Data entries:
● ● ● ●
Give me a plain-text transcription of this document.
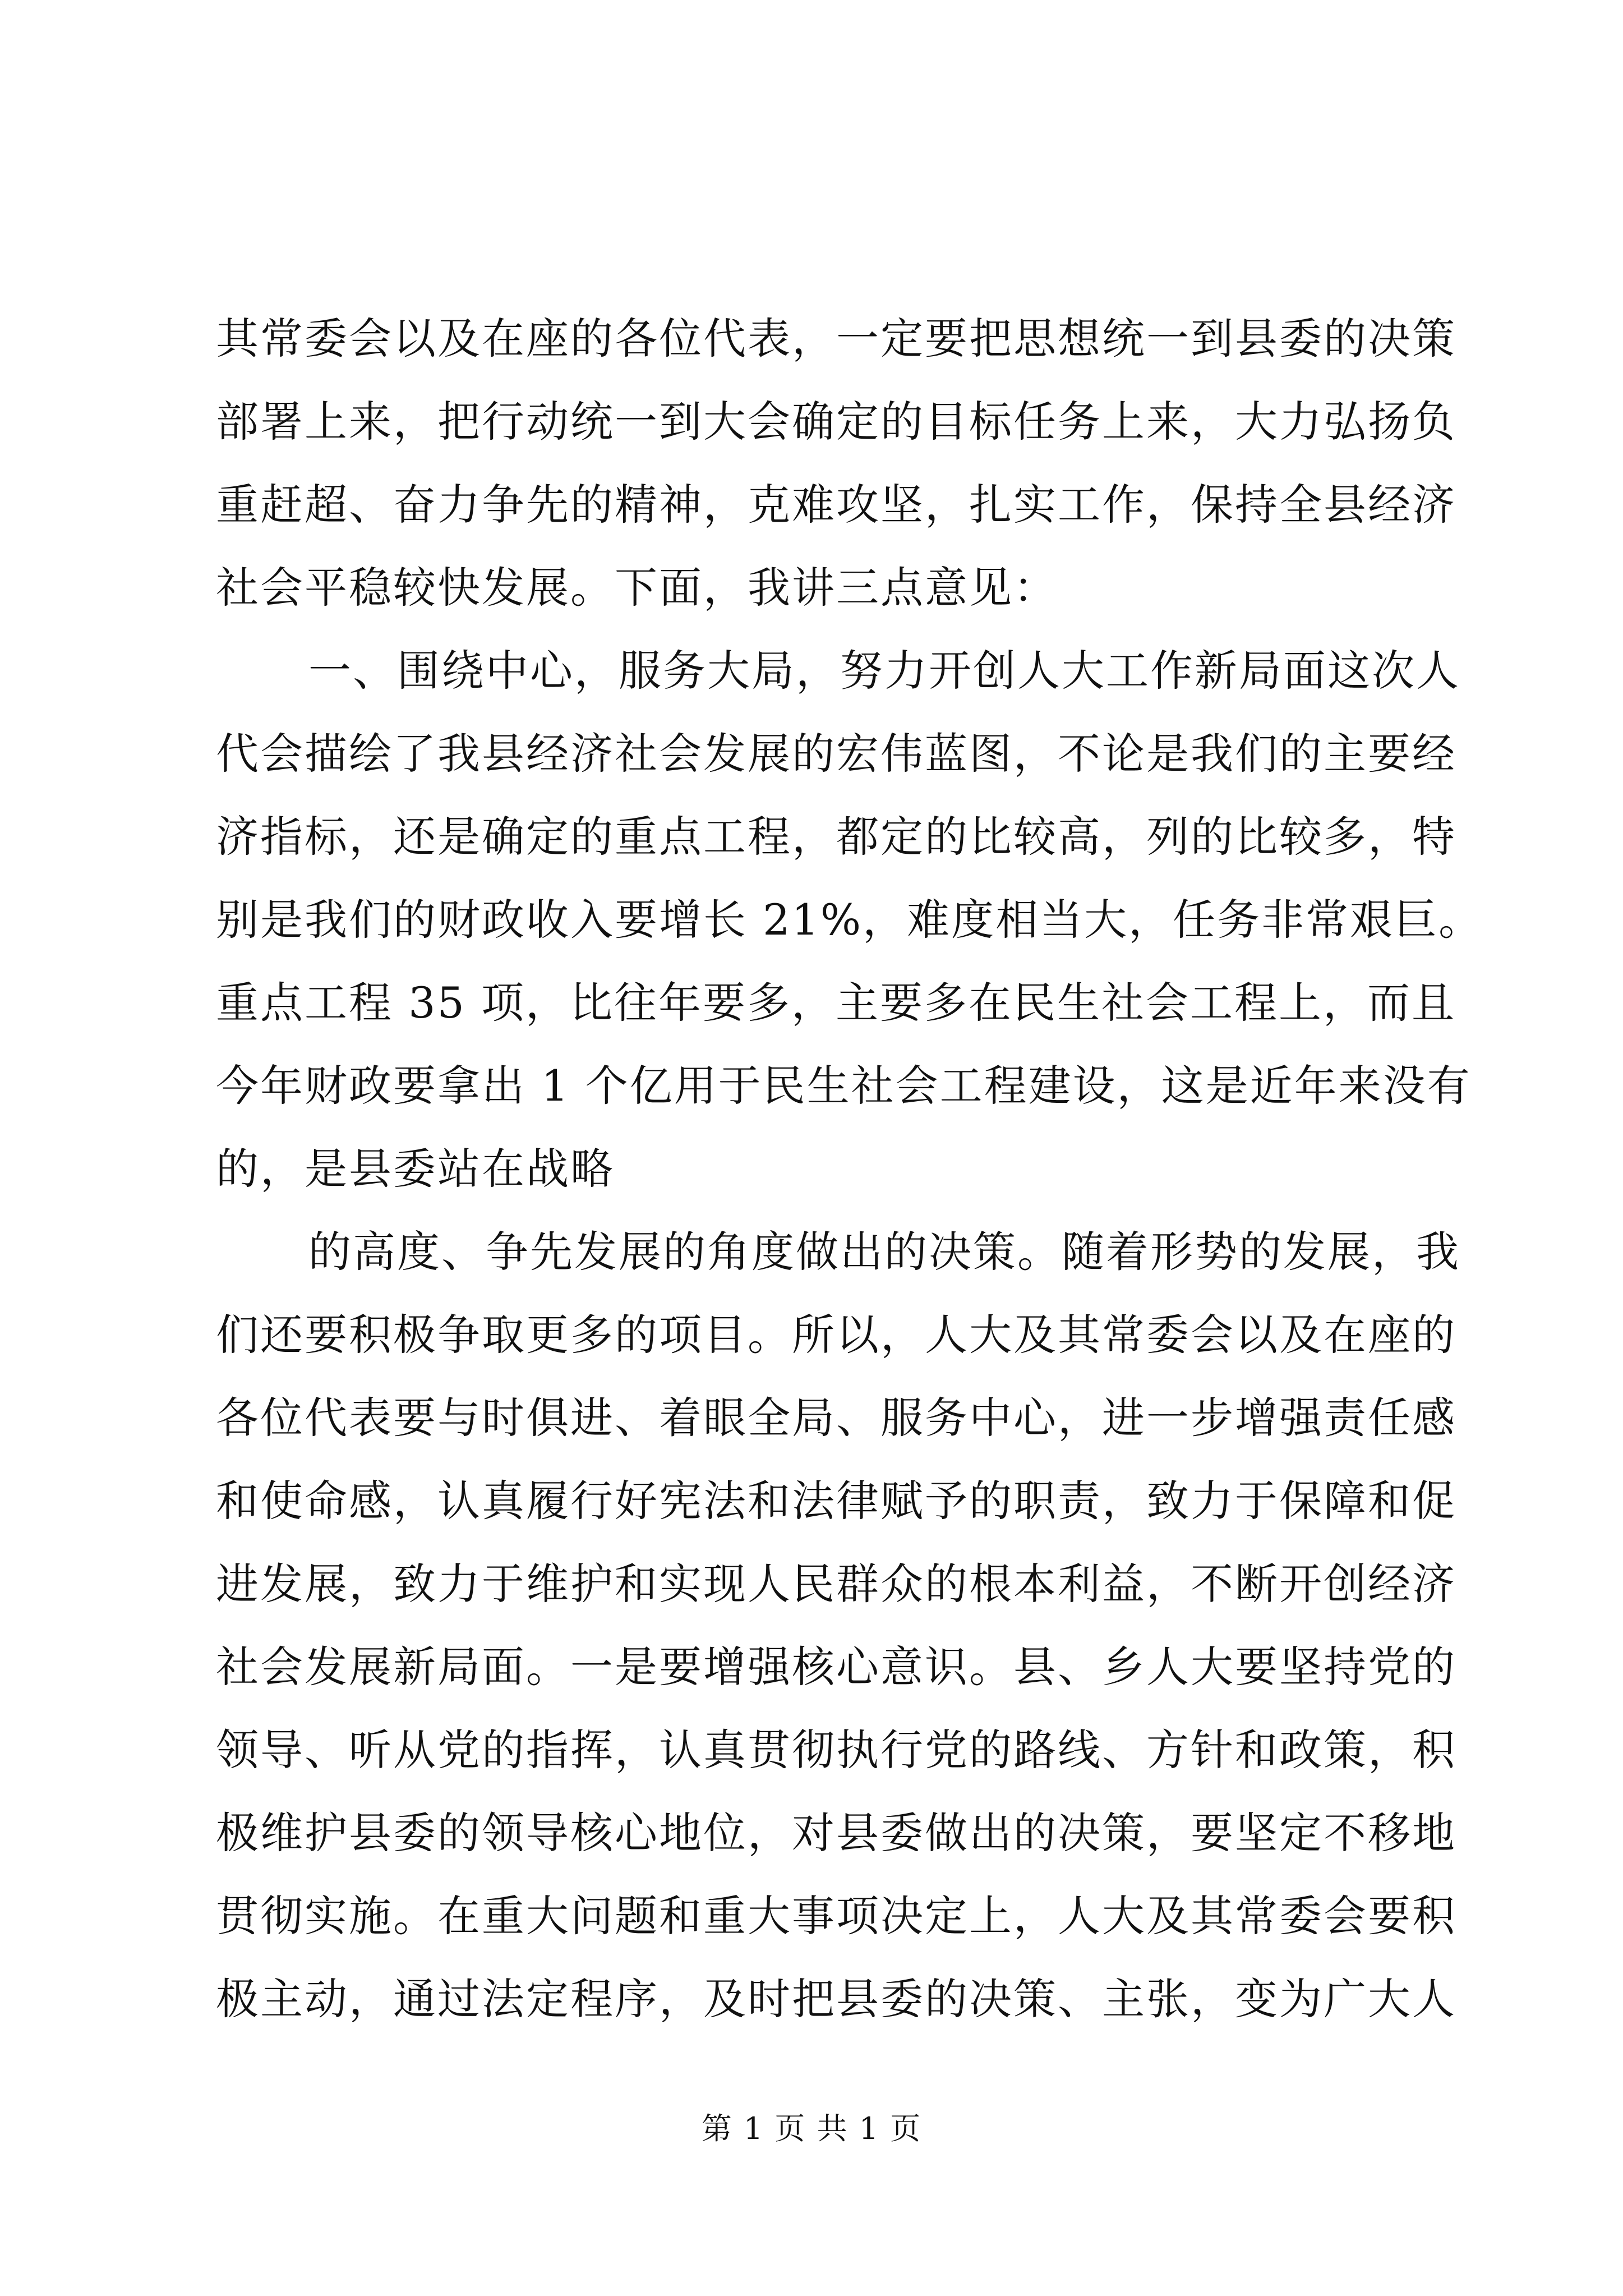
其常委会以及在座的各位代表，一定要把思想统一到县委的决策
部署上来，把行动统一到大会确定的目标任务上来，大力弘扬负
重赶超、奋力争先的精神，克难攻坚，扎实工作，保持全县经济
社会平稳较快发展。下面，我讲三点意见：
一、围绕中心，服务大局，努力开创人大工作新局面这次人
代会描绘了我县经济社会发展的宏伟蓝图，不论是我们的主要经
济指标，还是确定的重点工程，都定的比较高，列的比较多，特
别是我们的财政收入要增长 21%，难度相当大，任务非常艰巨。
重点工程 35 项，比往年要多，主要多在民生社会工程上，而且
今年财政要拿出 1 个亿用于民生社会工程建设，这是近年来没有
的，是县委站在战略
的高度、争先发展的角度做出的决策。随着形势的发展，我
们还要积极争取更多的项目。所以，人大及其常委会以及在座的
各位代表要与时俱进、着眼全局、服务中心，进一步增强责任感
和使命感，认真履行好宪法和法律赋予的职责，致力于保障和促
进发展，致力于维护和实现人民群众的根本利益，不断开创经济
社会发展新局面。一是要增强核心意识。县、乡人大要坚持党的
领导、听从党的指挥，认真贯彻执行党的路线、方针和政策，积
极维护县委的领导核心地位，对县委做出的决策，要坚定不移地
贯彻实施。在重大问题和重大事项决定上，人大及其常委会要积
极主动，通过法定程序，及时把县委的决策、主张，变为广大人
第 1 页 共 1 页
● ● ● ●
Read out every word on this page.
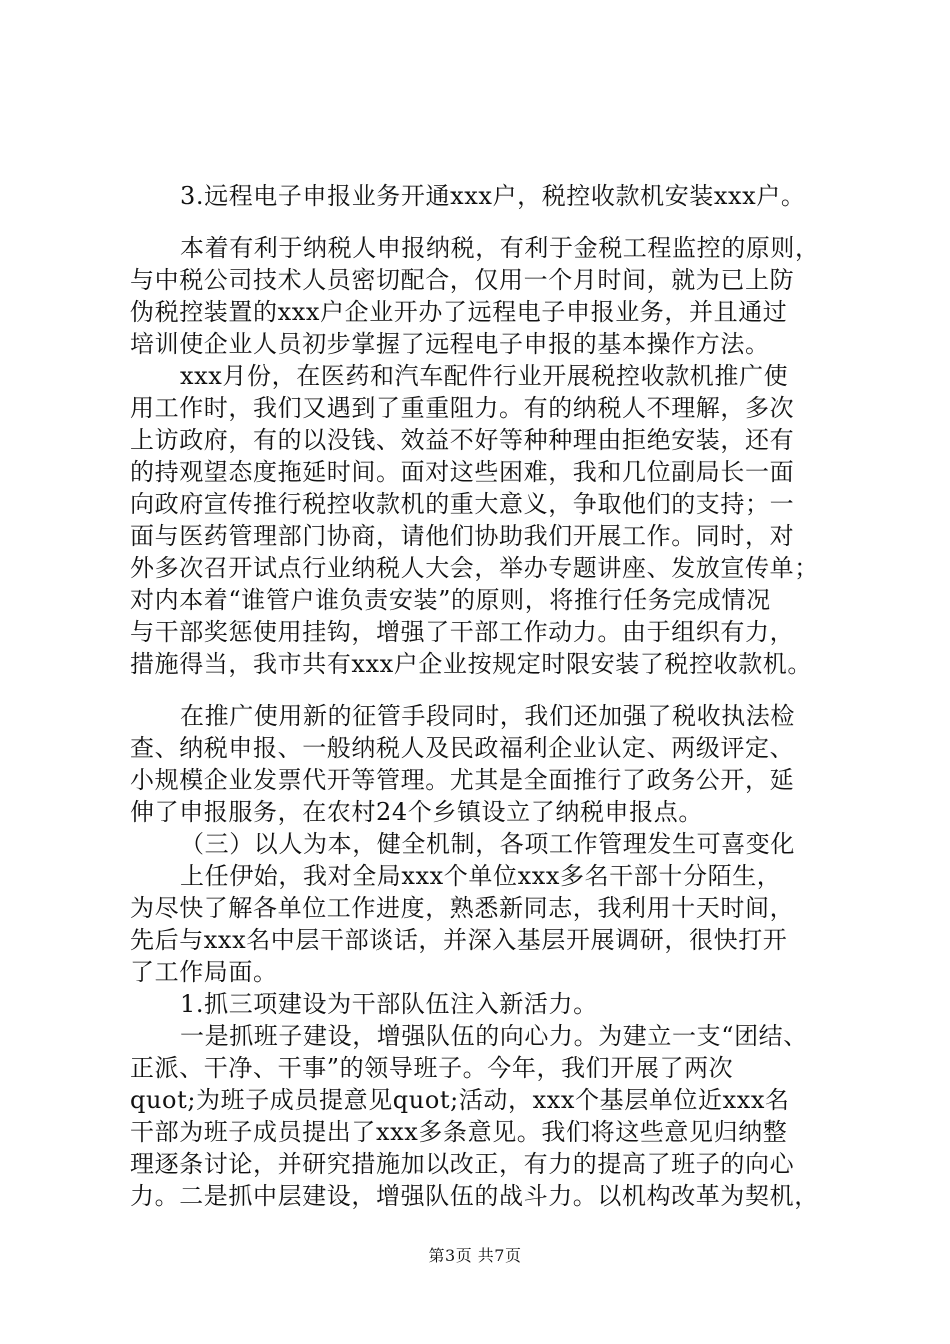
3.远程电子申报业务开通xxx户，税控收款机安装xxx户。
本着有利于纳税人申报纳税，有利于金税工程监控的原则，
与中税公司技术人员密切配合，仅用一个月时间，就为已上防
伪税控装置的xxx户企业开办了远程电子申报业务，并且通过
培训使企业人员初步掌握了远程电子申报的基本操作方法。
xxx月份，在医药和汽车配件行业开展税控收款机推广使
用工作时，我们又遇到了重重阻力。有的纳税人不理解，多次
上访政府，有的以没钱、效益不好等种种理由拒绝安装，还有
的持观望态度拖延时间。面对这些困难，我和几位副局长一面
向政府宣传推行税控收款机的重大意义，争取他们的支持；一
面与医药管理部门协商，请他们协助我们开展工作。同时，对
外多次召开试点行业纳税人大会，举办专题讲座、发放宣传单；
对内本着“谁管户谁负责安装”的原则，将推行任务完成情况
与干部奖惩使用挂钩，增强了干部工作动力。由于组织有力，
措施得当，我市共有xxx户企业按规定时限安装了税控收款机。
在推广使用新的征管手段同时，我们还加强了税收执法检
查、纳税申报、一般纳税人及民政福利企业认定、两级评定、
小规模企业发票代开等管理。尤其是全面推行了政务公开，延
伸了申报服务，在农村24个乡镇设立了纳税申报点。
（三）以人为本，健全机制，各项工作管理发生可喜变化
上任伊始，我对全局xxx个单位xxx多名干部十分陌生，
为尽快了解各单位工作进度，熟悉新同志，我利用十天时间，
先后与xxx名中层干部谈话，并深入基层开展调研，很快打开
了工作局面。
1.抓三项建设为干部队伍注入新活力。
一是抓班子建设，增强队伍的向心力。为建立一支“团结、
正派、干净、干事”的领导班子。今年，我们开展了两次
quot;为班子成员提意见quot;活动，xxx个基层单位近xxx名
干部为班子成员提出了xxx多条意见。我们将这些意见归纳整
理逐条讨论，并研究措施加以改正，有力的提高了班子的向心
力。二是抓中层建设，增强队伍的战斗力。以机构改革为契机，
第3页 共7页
● ● ● ●
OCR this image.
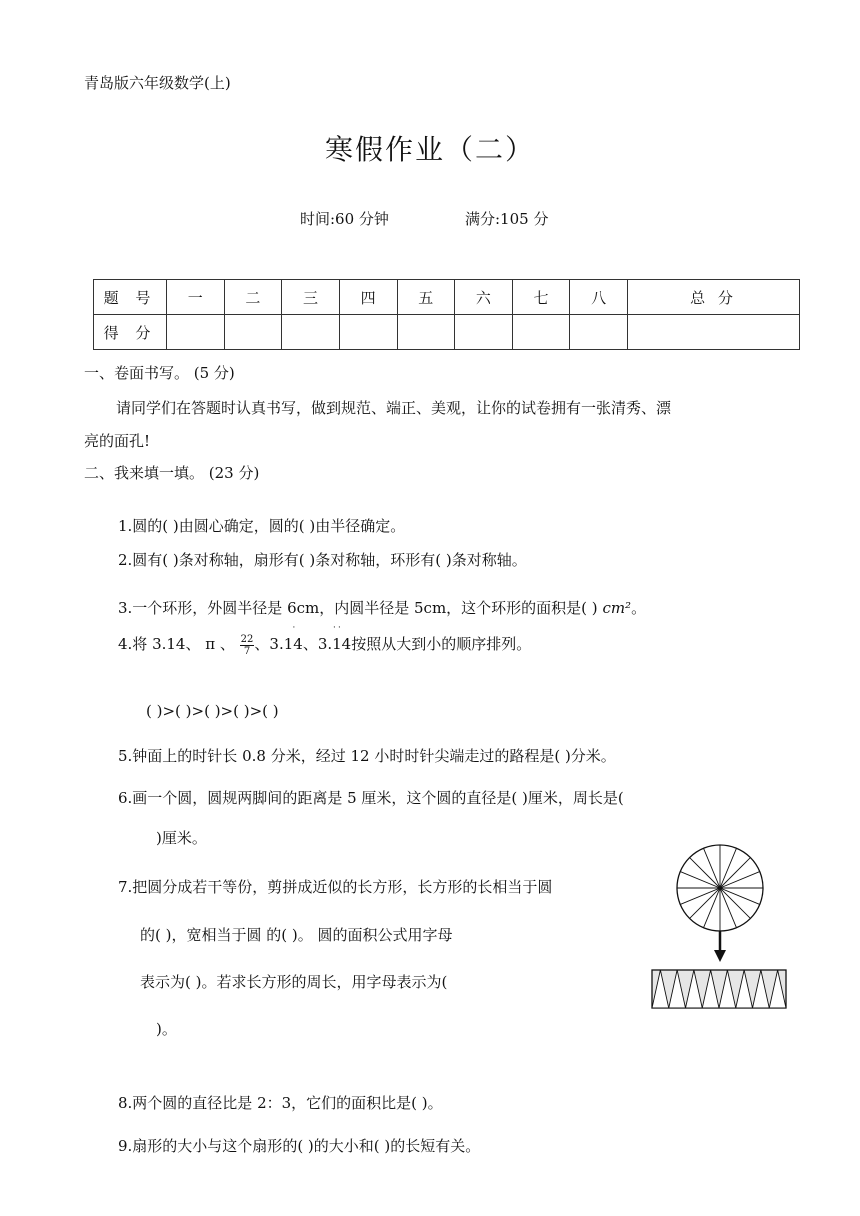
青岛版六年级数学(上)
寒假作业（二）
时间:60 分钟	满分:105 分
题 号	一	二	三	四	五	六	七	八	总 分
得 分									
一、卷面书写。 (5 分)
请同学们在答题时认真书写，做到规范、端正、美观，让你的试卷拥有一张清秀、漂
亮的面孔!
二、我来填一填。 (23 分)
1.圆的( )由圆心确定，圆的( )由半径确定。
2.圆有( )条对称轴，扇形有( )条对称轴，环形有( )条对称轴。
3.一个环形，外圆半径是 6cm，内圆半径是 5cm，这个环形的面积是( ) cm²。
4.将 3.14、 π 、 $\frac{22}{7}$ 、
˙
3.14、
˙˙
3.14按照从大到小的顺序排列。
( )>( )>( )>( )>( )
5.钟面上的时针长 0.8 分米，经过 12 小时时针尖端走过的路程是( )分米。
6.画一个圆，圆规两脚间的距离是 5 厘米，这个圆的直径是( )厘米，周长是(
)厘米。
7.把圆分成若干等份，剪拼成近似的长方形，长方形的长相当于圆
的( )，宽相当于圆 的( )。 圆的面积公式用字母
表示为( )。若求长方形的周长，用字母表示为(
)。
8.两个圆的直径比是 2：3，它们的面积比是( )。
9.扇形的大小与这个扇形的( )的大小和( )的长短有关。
● ● ● ●
Report how many lines of the data contain the word "this", using the number alone.

3